> **Task**: Search the listing below for the string "Cyan" and show each line that contains it.

Dataset records

▼

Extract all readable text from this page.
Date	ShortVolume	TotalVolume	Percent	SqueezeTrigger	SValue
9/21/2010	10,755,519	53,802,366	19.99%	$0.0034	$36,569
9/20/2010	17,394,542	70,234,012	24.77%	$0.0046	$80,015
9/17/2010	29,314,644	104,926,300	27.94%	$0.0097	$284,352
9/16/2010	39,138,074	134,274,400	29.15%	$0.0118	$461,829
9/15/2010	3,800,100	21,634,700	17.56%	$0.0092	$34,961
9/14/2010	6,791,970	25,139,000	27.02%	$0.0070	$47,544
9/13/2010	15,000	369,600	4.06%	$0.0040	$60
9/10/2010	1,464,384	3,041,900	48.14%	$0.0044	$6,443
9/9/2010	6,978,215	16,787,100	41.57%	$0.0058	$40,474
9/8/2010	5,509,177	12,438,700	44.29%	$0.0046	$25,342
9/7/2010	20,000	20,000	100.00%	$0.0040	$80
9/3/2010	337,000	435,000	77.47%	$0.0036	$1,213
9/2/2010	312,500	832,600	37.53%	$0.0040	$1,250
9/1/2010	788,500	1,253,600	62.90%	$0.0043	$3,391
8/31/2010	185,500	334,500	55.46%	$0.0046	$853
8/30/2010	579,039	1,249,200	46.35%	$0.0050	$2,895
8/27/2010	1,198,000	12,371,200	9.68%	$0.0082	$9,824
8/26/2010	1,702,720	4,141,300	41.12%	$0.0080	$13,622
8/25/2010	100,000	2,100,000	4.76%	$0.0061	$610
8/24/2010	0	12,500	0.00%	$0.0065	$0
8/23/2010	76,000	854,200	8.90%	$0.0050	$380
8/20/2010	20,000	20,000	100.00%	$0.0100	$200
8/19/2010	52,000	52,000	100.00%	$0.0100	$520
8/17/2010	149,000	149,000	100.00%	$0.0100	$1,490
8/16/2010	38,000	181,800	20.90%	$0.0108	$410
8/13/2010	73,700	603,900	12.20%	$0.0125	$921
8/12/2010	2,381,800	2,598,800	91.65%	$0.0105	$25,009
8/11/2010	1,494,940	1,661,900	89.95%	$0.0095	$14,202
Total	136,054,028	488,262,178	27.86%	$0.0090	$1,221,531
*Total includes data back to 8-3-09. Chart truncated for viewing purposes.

▲
▼

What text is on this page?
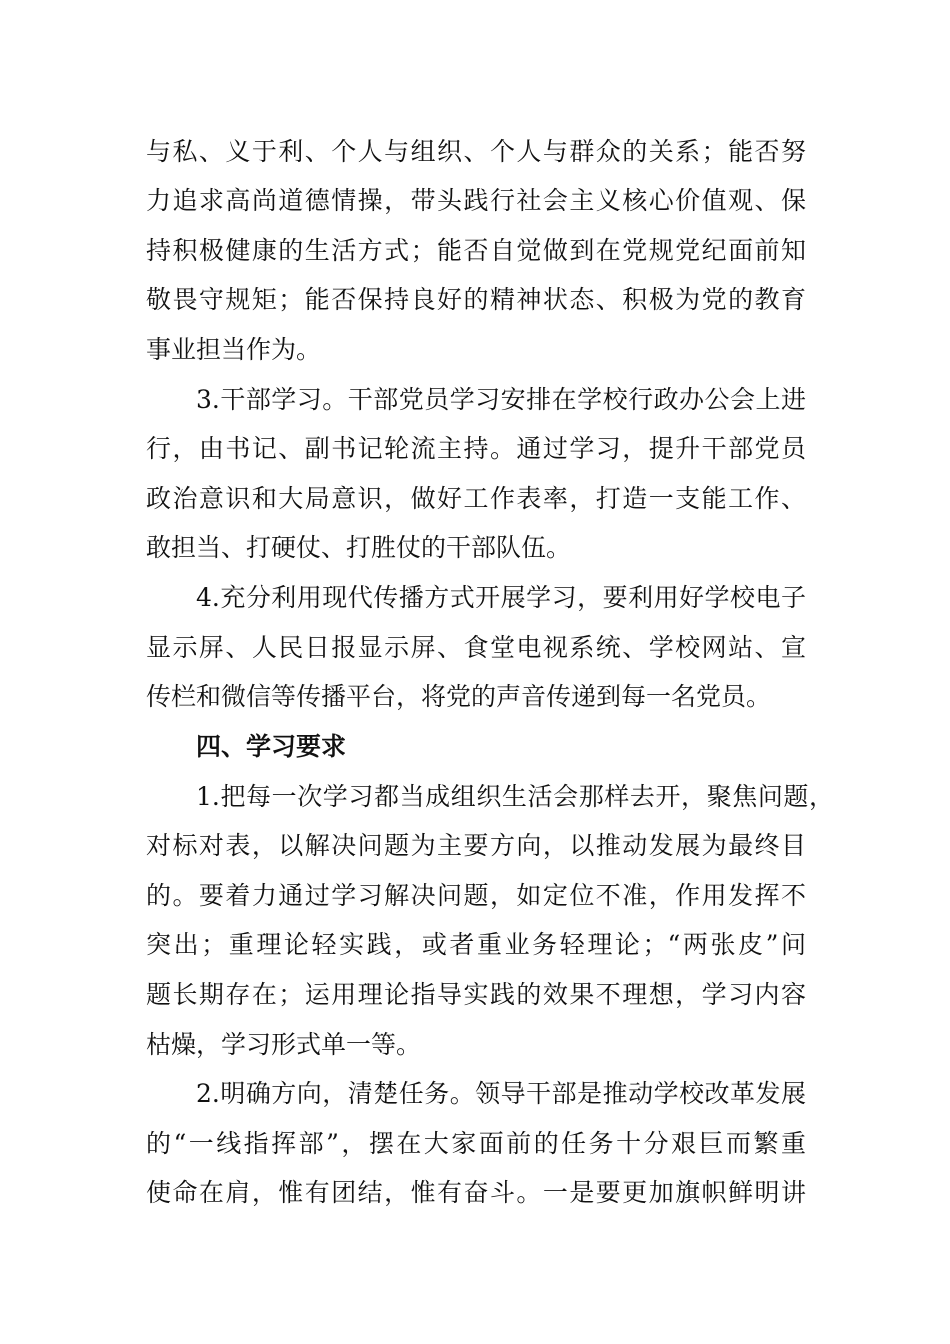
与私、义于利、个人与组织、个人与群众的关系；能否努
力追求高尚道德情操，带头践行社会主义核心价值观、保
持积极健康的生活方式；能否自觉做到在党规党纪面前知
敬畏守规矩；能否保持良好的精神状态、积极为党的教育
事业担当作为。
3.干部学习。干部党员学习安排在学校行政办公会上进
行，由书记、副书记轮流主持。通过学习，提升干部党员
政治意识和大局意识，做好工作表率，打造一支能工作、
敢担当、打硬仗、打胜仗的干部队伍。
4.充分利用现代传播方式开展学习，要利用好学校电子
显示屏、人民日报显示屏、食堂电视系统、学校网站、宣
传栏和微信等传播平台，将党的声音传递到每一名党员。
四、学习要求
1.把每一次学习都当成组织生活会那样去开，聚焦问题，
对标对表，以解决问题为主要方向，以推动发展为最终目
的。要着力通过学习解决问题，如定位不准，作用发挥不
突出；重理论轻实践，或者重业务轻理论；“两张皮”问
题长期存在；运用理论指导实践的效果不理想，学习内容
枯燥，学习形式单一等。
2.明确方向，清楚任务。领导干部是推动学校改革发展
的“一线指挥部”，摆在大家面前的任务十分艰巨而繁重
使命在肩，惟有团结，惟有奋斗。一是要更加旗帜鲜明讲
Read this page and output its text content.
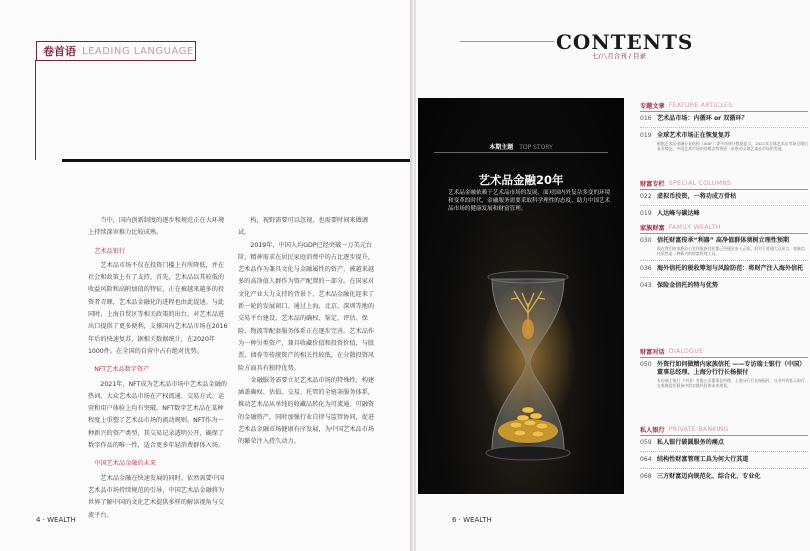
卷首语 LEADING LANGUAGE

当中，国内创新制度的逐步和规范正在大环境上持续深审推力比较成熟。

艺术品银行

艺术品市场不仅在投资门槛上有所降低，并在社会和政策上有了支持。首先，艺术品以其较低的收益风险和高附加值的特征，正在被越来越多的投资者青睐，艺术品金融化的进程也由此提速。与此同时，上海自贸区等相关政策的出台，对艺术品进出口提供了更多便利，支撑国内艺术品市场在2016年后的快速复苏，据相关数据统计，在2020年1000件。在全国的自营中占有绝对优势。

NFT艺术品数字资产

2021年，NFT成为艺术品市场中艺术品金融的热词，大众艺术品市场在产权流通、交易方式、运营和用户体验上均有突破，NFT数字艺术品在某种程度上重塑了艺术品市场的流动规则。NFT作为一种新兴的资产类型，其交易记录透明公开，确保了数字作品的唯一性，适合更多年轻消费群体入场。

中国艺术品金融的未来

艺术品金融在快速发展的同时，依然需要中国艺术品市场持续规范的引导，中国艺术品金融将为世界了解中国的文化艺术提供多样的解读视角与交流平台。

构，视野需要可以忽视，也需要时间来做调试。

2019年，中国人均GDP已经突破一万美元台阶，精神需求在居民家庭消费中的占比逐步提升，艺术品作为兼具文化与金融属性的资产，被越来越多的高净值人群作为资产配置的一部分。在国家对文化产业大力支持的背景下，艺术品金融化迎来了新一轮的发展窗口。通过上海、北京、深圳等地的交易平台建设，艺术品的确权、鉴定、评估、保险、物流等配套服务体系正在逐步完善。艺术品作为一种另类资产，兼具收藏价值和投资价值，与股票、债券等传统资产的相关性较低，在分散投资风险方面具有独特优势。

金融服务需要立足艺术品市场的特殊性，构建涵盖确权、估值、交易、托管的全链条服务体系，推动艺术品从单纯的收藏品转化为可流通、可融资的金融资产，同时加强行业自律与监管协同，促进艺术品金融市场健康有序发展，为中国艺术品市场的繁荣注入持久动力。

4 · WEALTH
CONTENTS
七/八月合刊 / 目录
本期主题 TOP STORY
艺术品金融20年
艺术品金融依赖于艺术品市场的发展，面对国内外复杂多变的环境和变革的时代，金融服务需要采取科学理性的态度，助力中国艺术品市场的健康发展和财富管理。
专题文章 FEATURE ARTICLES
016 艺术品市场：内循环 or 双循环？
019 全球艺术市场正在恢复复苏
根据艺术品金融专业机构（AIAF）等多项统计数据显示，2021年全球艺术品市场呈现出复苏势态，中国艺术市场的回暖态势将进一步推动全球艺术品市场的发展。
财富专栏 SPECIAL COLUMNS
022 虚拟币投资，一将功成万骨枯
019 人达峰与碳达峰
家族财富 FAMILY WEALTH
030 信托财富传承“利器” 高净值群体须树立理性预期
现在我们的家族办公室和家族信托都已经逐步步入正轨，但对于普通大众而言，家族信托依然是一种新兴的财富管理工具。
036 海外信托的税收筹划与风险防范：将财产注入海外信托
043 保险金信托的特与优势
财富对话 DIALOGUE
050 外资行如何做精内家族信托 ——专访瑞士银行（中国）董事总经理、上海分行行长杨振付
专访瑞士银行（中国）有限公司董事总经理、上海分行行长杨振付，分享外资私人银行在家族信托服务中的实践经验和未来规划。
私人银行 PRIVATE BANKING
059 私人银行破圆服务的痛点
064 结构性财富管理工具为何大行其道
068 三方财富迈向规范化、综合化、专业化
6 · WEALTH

▲
▼

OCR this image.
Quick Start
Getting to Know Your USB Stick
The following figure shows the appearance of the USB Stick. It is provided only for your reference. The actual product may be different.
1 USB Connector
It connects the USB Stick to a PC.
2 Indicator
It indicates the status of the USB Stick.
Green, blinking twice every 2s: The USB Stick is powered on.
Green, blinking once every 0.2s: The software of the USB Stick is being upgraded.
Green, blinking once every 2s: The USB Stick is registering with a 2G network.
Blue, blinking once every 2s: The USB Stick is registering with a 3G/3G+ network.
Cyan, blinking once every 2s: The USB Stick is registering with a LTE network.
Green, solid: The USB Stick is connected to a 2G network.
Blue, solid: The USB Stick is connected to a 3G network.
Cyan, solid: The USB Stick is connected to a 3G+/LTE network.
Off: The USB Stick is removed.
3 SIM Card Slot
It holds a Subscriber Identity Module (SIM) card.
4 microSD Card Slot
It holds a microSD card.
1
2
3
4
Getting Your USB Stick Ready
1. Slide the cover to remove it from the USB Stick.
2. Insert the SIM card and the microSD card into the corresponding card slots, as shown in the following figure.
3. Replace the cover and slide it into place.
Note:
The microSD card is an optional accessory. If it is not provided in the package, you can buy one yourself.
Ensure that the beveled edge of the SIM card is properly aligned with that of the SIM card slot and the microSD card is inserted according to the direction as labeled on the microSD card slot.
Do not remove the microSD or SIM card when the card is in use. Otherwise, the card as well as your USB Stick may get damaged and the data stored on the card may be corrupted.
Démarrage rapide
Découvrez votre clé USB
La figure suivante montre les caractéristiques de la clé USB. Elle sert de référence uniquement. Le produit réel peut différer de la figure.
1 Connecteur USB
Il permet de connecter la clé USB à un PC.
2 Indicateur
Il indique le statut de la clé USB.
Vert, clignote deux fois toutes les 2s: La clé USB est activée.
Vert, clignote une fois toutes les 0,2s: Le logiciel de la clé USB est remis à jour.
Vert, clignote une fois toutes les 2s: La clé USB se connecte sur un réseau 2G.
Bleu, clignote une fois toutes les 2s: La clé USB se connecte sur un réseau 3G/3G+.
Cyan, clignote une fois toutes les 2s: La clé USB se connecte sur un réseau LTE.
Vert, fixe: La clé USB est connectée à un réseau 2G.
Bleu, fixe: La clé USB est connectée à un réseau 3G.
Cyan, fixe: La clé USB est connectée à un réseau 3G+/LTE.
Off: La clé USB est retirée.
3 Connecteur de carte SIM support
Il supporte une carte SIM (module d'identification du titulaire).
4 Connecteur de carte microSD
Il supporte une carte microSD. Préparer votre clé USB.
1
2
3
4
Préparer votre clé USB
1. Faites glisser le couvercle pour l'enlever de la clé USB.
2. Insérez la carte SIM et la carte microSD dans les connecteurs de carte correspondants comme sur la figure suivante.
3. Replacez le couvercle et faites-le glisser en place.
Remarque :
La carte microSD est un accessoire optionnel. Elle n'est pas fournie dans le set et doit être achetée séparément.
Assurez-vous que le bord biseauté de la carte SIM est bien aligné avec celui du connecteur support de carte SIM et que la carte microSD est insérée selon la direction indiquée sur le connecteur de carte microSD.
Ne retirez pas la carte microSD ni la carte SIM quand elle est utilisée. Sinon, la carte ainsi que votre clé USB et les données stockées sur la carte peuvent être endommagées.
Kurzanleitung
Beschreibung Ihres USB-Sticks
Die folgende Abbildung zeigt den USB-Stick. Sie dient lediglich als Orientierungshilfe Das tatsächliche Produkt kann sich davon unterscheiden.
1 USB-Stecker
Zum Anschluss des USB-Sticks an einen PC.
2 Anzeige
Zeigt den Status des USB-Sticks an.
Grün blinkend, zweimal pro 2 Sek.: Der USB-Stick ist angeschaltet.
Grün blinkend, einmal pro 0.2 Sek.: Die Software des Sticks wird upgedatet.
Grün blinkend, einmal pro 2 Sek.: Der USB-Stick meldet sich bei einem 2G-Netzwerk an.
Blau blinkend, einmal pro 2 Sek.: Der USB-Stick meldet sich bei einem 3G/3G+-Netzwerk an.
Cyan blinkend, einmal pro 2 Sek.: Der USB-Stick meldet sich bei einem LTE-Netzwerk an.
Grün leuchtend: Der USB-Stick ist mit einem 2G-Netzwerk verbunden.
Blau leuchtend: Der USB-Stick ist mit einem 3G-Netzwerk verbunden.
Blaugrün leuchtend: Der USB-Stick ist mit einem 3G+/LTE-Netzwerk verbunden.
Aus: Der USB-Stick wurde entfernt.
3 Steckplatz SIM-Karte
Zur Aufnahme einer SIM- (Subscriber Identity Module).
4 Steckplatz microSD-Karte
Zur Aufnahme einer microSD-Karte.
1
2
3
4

▲

> **Expected answer**:
Cyan, blinking once every 2s: The USB Stick is registering with a LTE network.
Cyan, solid: The USB Stick is connected to a 3G+/LTE network.
Cyan, clignote une fois toutes les 2s: La clé USB se connecte sur un réseau LTE.
Cyan, fixe: La clé USB est connectée à un réseau 3G+/LTE.
Cyan blinkend, einmal pro 2 Sek.: Der USB-Stick meldet sich bei einem LTE-Netzwerk an.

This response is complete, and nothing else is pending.